> What the task requires
Go through the records and copy each line where the word "Адресный" occurs.

> Stored rows
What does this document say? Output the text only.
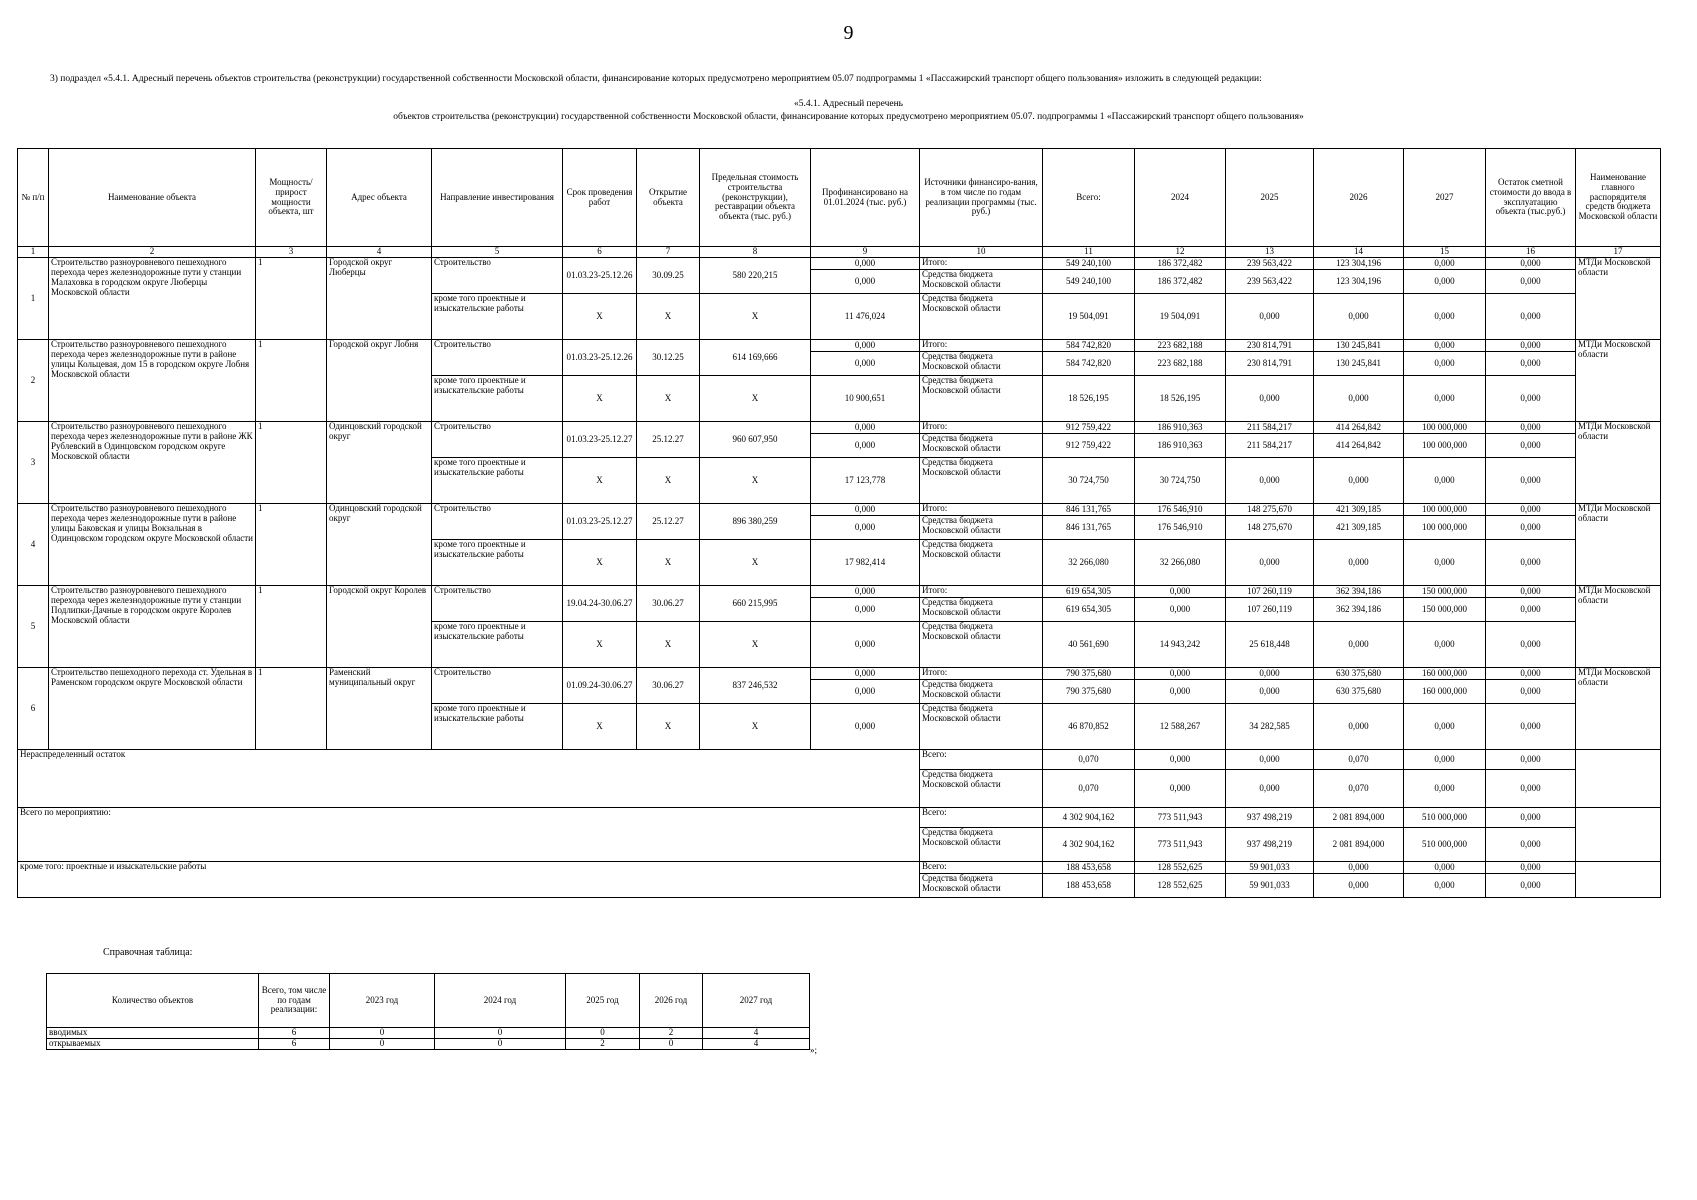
9
3) подраздел «5.4.1. Адресный перечень объектов строительства (реконструкции) государственной собственности Московской области, финансирование которых предусмотрено мероприятием 05.07 подпрограммы 1 «Пассажирский транспорт общего пользования» изложить в следующей редакции:
«5.4.1. Адресный перечень
объектов строительства (реконструкции) государственной собственности Московской области, финансирование которых предусмотрено мероприятием 05.07. подпрограммы 1 «Пассажирский транспорт общего пользования»
№ п/п	Наименование объекта	Мощность/ прирост мощности объекта, шт	Адрес объекта	Направление инвестирования	Срок проведения работ	Открытие объекта	Предельная стоимость строительства (реконструкции), реставрации объекта объекта (тыс. руб.)	Профинансировано на 01.01.2024 (тыс. руб.)	Источники финансиро-вания, в том числе по годам реализации программы (тыс. руб.)	Всего:	2024	2025	2026	2027	Остаток сметной стоимости до ввода в эксплуатацию объекта (тыс.руб.)	Наименование главного распорядителя средств бюджета Московской области
1	2	3	4	5	6	7	8	9	10	11	12	13	14	15	16	17
1	Строительство разноуровневого пешеходного перехода через железнодорожные пути у станции Малаховка в городском округе Люберцы Московской области	1	Городской округ Люберцы	Строительство	01.03.23-25.12.26	30.09.25	580 220,215	0,000	Итого:	549 240,100	186 372,482	239 563,422	123 304,196	0,000	0,000	МТДи Московской области
								0,000	Средства бюджета Московской области	549 240,100	186 372,482	239 563,422	123 304,196	0,000	0,000	
				кроме того проектные и изыскательские работы	X	X	X	11 476,024	Средства бюджета Московской области	19 504,091	19 504,091	0,000	0,000	0,000	0,000	
2	Строительство разноуровневого пешеходного перехода через железнодорожные пути в районе улицы Кольцевая, дом 15 в городском округе Лобня Московской области	1	Городской округ Лобня	Строительство	01.03.23-25.12.26	30.12.25	614 169,666	0,000	Итого:	584 742,820	223 682,188	230 814,791	130 245,841	0,000	0,000	МТДи Московской области
								0,000	Средства бюджета Московской области	584 742,820	223 682,188	230 814,791	130 245,841	0,000	0,000	
				кроме того проектные и изыскательские работы	X	X	X	10 900,651	Средства бюджета Московской области	18 526,195	18 526,195	0,000	0,000	0,000	0,000	
3	Строительство разноуровневого пешеходного перехода через железнодорожные пути в районе ЖК Рублевский в Одинцовском городском округе Московской области	1	Одинцовский городской округ	Строительство	01.03.23-25.12.27	25.12.27	960 607,950	0,000	Итого:	912 759,422	186 910,363	211 584,217	414 264,842	100 000,000	0,000	МТДи Московской области
								0,000	Средства бюджета Московской области	912 759,422	186 910,363	211 584,217	414 264,842	100 000,000	0,000	
				кроме того проектные и изыскательские работы	X	X	X	17 123,778	Средства бюджета Московской области	30 724,750	30 724,750	0,000	0,000	0,000	0,000	
4	Строительство разноуровневого пешеходного перехода через железнодорожные пути в районе улицы Баковская и улицы Вокзальная в Одинцовском городском округе Московской области	1	Одинцовский городской округ	Строительство	01.03.23-25.12.27	25.12.27	896 380,259	0,000	Итого:	846 131,765	176 546,910	148 275,670	421 309,185	100 000,000	0,000	МТДи Московской области
								0,000	Средства бюджета Московской области	846 131,765	176 546,910	148 275,670	421 309,185	100 000,000	0,000	
				кроме того проектные и изыскательские работы	X	X	X	17 982,414	Средства бюджета Московской области	32 266,080	32 266,080	0,000	0,000	0,000	0,000	
5	Строительство разноуровневого пешеходного перехода через железнодорожные пути у станции Подлипки-Дачные в городском округе Королев Московской области	1	Городской округ Королев	Строительство	19.04.24-30.06.27	30.06.27	660 215,995	0,000	Итого:	619 654,305	0,000	107 260,119	362 394,186	150 000,000	0,000	МТДи Московской области
								0,000	Средства бюджета Московской области	619 654,305	0,000	107 260,119	362 394,186	150 000,000	0,000	
				кроме того проектные и изыскательские работы	X	X	X	0,000	Средства бюджета Московской области	40 561,690	14 943,242	25 618,448	0,000	0,000	0,000	
6	Строительство пешеходного перехода ст. Удельная в Раменском городском округе Московской области	1	Раменский муниципальный округ	Строительство	01.09.24-30.06.27	30.06.27	837 246,532	0,000	Итого:	790 375,680	0,000	0,000	630 375,680	160 000,000	0,000	МТДи Московской области
								0,000	Средства бюджета Московской области	790 375,680	0,000	0,000	630 375,680	160 000,000	0,000	
				кроме того проектные и изыскательские работы	X	X	X	0,000	Средства бюджета Московской области	46 870,852	12 588,267	34 282,585	0,000	0,000	0,000	
Нераспределенный остаток									Всего:	0,070	0,000	0,000	0,070	0,000	0,000	
									Средства бюджета Московской области	0,070	0,000	0,000	0,070	0,000	0,000	
Всего по мероприятию:									Всего:	4 302 904,162	773 511,943	937 498,219	2 081 894,000	510 000,000	0,000	
									Средства бюджета Московской области	4 302 904,162	773 511,943	937 498,219	2 081 894,000	510 000,000	0,000	
кроме того: проектные и изыскательские работы									Всего:	188 453,658	128 552,625	59 901,033	0,000	0,000	0,000	
									Средства бюджета Московской области	188 453,658	128 552,625	59 901,033	0,000	0,000	0,000	
Справочная таблица:
Количество объектов	Всего, том числе по годам реализации:	2023 год	2024 год	2025 год	2026 год	2027 год
вводимых	6	0	0	0	2	4
открываемых	6	0	0	2	0	4
»;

> Exercise solution
3) подраздел «5.4.1. Адресный перечень объектов строительства (реконструкции) государственной собственности Московской области, финансирование которых предусмотрено мероприятием 05.07 подпрограммы 1 «Пассажирский транспорт общего пользования» изложить в следующей редакции:
«5.4.1. Адресный перечень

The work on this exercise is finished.